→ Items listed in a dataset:
+--

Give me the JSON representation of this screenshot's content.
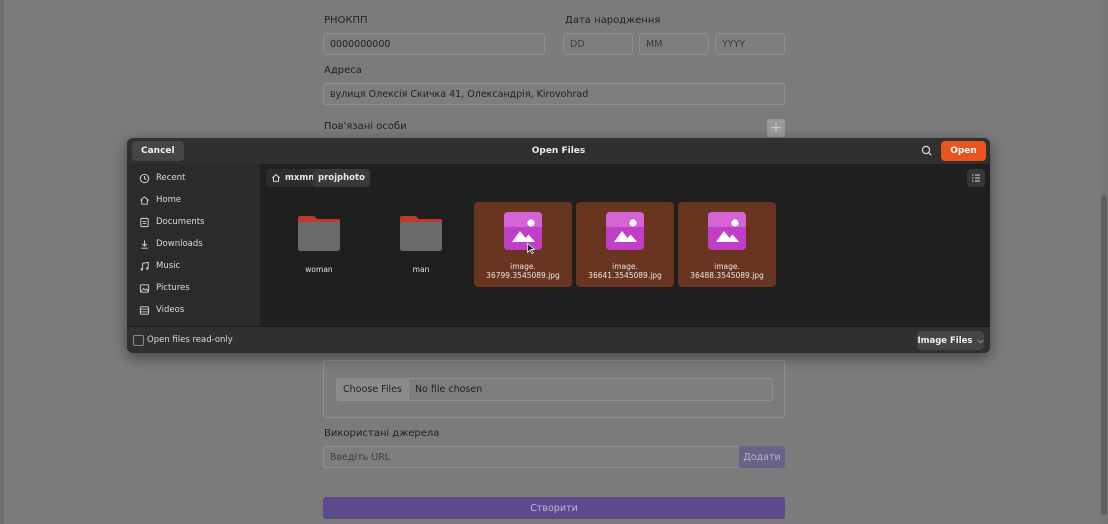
{
  "form": {
    "rnokpp_label": "РНОКПП",
    "rnokpp_value": "0000000000",
    "birth_label": "Дата народження",
    "dd_placeholder": "DD",
    "mm_placeholder": "MM",
    "yyyy_placeholder": "YYYY",
    "address_label": "Адреса",
    "address_value": "вулиця Олексія Скичка 41, Олександрія, Kirovohrad",
    "related_label": "Пов'язані особи",
    "plus": "+",
    "choose_files": "Choose Files",
    "no_file": "No file chosen",
    "sources_label": "Використані джерела",
    "url_placeholder": "Введіть URL",
    "add_button": "Додати",
    "create_button": "Створити"
  },
  "dialog": {
    "title": "Open Files",
    "cancel": "Cancel",
    "open": "Open",
    "sidebar": [
      {
        "label": "Recent",
        "icon": "clock-icon"
      },
      {
        "label": "Home",
        "icon": "home-icon"
      },
      {
        "label": "Documents",
        "icon": "document-icon"
      },
      {
        "label": "Downloads",
        "icon": "download-icon"
      },
      {
        "label": "Music",
        "icon": "music-icon"
      },
      {
        "label": "Pictures",
        "icon": "picture-icon"
      },
      {
        "label": "Videos",
        "icon": "video-icon"
      }
    ],
    "breadcrumb": [
      "mxmn",
      "projphoto"
    ],
    "items": [
      {
        "type": "folder",
        "name": "woman",
        "selected": false
      },
      {
        "type": "folder",
        "name": "man",
        "selected": false
      },
      {
        "type": "image",
        "name_line1": "image.",
        "name_line2": "36799.3545089.jpg",
        "selected": true
      },
      {
        "type": "image",
        "name_line1": "image.",
        "name_line2": "36641.3545089.jpg",
        "selected": true
      },
      {
        "type": "image",
        "name_line1": "image.",
        "name_line2": "36488.3545089.jpg",
        "selected": true
      }
    ],
    "read_only_label": "Open files read-only",
    "filter_label": "Image Files"
  },
  "colors": {
    "accent": "#e95420",
    "selection": "#6a3520",
    "folder_tab": "#c0392b",
    "image_icon": "#c13fc4",
    "create_button": "#5c4b8c"
  }
}
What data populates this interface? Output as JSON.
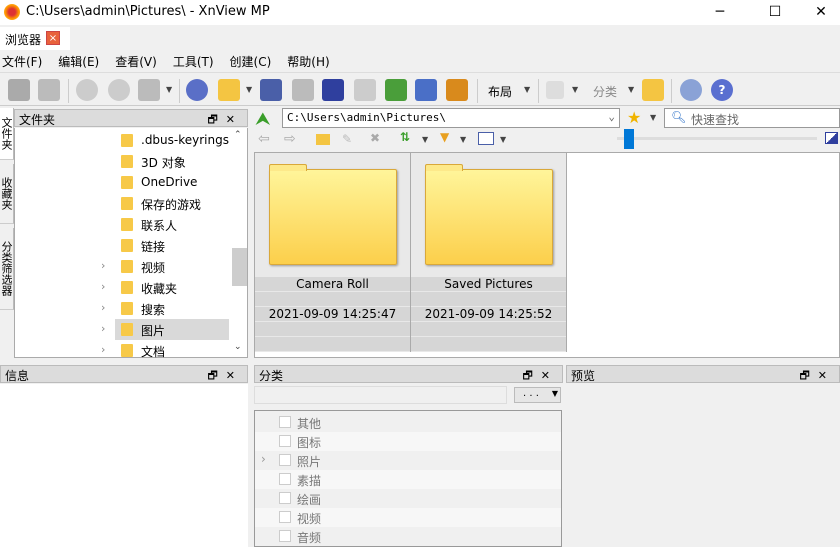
{
  "window": {
    "title": "C:\\Users\\admin\\Pictures\\ - XnView MP",
    "minimize": "─",
    "maximize": "☐",
    "close": "✕"
  },
  "tabs": [
    {
      "label": "浏览器",
      "close": "×"
    }
  ],
  "menu": [
    "文件(F)",
    "编辑(E)",
    "查看(V)",
    "工具(T)",
    "创建(C)",
    "帮助(H)"
  ],
  "toolbar": {
    "layout_label": "布局",
    "category_label": "分类"
  },
  "side_tabs": [
    "文件夹",
    "收藏夹",
    "分类筛选器"
  ],
  "folder_panel": {
    "title": "文件夹",
    "float": "🗗",
    "close": "✕",
    "items": [
      {
        "label": ".dbus-keyrings",
        "expandable": false
      },
      {
        "label": "3D 对象",
        "expandable": false
      },
      {
        "label": "OneDrive",
        "expandable": false
      },
      {
        "label": "保存的游戏",
        "expandable": false
      },
      {
        "label": "联系人",
        "expandable": false
      },
      {
        "label": "链接",
        "expandable": false
      },
      {
        "label": "视频",
        "expandable": true
      },
      {
        "label": "收藏夹",
        "expandable": true
      },
      {
        "label": "搜索",
        "expandable": true
      },
      {
        "label": "图片",
        "expandable": true,
        "selected": true
      },
      {
        "label": "文档",
        "expandable": true
      }
    ]
  },
  "address": {
    "path": "C:\\Users\\admin\\Pictures\\",
    "search_placeholder": "快速查找"
  },
  "thumbnails": [
    {
      "name": "Camera Roll",
      "date": "2021-09-09 14:25:47"
    },
    {
      "name": "Saved Pictures",
      "date": "2021-09-09 14:25:52"
    }
  ],
  "info_panel": {
    "title": "信息"
  },
  "category_panel": {
    "title": "分类",
    "dropdown": ". . .",
    "items": [
      {
        "label": "其他"
      },
      {
        "label": "图标"
      },
      {
        "label": "照片",
        "expandable": true
      },
      {
        "label": "素描"
      },
      {
        "label": "绘画"
      },
      {
        "label": "视频"
      },
      {
        "label": "音频"
      }
    ]
  },
  "preview_panel": {
    "title": "预览"
  },
  "thumbnail_size_slider": 0.0,
  "colors": {
    "selection": "#d9d9d9",
    "slider": "#0078d7",
    "folder": "#fccf4b"
  }
}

+--

→ WHAT THE TASK ASKS: Filter out every line that lacks the word "title", and copy the rest.

→ FULL SOLUTION:
    "title": "Open Files",
    "title": "C:\\Users\\admin\\Pictures\\ - XnView MP",
    "title": "文件夹",
    "title": "信息"
    "title": "分类",
    "title": "预览"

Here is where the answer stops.